### SHORT PROBLEM
Gather the lines that hold the string "Antwerpen".

[START]

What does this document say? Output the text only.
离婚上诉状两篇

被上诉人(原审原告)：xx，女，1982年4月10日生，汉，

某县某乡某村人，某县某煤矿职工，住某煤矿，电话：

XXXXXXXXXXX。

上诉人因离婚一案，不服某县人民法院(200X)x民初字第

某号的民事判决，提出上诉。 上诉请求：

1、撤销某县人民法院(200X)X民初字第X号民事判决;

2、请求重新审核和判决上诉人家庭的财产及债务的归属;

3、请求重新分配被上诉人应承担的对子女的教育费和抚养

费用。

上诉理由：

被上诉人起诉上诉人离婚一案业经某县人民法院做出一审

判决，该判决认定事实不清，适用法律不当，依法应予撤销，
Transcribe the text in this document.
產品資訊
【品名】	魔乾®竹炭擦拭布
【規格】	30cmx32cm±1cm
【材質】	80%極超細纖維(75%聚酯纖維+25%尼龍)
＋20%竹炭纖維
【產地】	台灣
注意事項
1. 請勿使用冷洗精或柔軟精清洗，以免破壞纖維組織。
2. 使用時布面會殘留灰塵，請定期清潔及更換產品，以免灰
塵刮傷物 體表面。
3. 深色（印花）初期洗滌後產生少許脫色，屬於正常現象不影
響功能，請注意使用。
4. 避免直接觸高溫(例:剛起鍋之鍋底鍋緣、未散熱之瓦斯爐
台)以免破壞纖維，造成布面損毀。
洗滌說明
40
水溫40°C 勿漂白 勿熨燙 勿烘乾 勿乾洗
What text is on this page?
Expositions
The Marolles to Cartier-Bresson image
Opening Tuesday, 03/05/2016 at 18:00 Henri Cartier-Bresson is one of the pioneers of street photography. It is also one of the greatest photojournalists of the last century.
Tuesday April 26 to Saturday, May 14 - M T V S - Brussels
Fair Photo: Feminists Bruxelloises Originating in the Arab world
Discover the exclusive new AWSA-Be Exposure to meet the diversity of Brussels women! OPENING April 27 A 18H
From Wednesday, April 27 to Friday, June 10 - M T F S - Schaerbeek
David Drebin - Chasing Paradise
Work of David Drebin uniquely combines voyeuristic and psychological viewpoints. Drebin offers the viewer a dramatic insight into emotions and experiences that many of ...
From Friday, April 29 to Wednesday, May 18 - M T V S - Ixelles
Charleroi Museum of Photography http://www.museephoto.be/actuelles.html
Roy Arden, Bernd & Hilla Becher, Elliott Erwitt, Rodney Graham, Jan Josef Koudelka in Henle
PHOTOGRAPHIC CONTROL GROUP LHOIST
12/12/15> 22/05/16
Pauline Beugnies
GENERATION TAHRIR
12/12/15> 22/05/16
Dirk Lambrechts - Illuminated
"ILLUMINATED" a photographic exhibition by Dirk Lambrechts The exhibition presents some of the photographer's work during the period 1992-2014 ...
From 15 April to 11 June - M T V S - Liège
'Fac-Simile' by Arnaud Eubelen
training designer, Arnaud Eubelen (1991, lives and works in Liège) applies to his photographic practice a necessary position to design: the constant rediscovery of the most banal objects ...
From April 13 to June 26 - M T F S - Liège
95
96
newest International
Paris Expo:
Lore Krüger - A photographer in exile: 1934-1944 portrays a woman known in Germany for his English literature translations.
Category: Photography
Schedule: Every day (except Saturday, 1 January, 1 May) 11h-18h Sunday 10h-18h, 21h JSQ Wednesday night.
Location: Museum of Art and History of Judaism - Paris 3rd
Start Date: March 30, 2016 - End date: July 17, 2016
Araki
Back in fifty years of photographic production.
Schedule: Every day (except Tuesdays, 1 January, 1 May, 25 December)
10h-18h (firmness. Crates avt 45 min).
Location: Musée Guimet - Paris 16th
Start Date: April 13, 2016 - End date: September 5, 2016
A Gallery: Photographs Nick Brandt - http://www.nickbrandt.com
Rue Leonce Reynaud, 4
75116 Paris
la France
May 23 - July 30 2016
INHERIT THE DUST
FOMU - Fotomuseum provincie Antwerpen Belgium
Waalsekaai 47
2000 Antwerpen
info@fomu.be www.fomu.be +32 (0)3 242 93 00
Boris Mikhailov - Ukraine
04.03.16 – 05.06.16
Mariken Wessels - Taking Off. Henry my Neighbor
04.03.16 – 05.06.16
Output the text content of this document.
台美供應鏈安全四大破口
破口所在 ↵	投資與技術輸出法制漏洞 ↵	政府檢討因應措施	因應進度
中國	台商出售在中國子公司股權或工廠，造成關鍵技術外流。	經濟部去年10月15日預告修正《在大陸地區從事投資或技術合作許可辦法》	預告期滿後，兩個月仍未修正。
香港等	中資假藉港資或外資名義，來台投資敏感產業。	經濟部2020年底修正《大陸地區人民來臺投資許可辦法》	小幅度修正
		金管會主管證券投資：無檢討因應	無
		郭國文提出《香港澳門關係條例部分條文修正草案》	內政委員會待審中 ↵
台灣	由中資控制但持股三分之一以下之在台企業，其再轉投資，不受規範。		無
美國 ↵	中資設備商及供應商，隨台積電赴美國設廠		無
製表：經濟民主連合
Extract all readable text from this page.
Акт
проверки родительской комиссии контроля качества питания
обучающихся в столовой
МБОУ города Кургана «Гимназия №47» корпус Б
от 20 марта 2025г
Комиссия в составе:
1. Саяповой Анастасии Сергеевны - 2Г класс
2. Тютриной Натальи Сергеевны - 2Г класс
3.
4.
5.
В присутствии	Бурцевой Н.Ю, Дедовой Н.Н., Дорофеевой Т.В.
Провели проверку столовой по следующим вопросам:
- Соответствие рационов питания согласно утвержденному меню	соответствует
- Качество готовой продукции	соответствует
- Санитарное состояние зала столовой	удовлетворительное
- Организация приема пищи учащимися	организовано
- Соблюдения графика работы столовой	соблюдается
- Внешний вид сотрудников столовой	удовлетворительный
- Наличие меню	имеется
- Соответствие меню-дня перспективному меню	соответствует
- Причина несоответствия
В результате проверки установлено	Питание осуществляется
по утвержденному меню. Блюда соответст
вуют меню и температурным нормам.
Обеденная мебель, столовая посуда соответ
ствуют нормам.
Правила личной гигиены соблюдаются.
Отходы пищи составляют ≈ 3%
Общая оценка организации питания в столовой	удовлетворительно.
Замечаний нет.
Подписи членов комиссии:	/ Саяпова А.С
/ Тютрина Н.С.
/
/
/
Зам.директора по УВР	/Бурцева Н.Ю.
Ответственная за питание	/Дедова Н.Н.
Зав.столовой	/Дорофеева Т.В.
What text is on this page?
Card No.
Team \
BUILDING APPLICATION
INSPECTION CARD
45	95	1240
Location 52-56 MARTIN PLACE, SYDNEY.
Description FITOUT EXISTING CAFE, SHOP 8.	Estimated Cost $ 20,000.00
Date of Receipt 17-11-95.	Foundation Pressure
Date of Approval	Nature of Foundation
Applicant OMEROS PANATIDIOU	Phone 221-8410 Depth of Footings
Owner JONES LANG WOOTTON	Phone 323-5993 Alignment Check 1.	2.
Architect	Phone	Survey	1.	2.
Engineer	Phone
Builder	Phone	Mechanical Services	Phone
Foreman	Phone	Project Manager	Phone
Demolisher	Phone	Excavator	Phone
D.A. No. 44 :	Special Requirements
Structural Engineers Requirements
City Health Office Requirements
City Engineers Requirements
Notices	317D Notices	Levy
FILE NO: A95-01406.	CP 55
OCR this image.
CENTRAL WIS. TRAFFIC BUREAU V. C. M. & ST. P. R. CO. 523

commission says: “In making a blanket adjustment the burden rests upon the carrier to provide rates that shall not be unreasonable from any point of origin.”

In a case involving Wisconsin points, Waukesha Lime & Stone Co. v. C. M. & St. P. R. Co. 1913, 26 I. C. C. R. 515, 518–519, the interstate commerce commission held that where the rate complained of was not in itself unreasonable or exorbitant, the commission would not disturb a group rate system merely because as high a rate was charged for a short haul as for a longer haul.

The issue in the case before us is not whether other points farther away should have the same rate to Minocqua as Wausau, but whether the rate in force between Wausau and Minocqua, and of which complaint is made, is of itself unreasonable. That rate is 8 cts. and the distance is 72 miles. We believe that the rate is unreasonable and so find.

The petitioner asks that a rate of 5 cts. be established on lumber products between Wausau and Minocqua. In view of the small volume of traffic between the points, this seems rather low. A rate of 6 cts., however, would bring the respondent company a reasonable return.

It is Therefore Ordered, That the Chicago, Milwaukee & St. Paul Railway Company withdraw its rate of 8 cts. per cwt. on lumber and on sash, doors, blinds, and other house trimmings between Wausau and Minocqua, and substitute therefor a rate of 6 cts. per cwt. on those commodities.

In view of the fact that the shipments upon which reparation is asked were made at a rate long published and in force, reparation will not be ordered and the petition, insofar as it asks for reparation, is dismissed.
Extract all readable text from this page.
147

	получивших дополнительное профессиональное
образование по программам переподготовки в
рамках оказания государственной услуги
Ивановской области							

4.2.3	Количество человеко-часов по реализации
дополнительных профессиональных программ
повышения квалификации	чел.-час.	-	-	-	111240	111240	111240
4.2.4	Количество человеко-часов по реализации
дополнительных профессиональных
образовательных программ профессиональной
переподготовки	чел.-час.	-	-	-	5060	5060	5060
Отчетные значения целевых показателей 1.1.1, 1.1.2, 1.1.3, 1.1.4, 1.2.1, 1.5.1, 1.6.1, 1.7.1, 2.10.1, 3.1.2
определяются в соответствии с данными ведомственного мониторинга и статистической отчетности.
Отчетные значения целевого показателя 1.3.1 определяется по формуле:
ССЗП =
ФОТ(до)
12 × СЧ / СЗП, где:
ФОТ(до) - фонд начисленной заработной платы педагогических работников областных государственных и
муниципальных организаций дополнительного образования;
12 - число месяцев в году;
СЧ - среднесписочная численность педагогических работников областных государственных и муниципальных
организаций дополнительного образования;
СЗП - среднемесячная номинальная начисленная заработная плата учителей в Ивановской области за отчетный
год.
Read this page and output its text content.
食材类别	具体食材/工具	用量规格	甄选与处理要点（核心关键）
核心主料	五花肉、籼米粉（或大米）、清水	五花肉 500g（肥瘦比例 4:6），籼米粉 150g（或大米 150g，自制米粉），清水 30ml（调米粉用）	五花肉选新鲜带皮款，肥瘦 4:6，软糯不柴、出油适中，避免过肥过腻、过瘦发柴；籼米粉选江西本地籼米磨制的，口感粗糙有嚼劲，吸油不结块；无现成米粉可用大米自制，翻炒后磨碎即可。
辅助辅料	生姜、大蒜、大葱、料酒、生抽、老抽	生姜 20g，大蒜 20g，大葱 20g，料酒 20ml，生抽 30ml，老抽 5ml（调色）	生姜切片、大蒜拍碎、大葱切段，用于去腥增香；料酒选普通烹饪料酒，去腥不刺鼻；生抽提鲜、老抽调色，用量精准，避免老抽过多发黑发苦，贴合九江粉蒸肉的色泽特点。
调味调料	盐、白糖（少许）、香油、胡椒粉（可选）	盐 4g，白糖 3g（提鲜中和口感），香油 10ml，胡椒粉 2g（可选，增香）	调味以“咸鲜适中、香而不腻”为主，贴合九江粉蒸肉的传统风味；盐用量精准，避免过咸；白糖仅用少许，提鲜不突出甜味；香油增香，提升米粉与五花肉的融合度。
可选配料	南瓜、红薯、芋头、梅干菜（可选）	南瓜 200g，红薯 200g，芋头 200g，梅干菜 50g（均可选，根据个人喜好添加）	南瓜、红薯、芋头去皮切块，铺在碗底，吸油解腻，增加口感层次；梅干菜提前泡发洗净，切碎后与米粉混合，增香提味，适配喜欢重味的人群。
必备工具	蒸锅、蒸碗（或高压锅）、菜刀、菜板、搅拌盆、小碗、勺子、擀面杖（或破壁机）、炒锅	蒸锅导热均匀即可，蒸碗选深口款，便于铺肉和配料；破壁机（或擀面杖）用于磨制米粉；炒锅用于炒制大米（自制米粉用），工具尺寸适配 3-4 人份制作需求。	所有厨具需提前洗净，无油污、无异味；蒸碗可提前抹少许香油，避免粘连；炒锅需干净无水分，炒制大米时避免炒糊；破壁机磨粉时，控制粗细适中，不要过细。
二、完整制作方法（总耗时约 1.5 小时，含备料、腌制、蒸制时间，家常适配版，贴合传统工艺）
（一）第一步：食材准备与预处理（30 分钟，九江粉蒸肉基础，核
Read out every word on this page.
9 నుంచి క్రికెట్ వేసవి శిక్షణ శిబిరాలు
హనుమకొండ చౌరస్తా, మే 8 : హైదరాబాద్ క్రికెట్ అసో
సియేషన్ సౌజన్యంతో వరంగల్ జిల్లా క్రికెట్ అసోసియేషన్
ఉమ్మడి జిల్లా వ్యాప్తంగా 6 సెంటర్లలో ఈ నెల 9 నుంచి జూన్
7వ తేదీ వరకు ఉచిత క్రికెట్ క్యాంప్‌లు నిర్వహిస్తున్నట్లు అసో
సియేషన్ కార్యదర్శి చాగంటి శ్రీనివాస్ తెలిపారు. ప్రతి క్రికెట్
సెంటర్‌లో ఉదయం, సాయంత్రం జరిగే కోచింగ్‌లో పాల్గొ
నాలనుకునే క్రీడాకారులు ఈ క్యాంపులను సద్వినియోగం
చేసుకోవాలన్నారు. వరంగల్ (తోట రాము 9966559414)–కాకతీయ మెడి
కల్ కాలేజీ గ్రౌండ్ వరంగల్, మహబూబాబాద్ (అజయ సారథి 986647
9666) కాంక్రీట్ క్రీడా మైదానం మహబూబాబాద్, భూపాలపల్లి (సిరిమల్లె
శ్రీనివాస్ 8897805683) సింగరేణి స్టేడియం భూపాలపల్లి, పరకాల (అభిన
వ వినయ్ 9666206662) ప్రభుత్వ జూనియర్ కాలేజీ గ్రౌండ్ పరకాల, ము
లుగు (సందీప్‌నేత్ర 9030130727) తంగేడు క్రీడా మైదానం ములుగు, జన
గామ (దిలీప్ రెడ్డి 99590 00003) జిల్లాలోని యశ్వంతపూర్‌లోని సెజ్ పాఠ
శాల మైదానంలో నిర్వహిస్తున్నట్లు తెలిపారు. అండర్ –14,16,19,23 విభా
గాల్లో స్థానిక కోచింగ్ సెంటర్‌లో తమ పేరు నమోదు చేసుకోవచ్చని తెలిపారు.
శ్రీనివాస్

[END]

### FINAL RESULT
FOMU - Fotomuseum provincie Antwerpen Belgium
2000 Antwerpen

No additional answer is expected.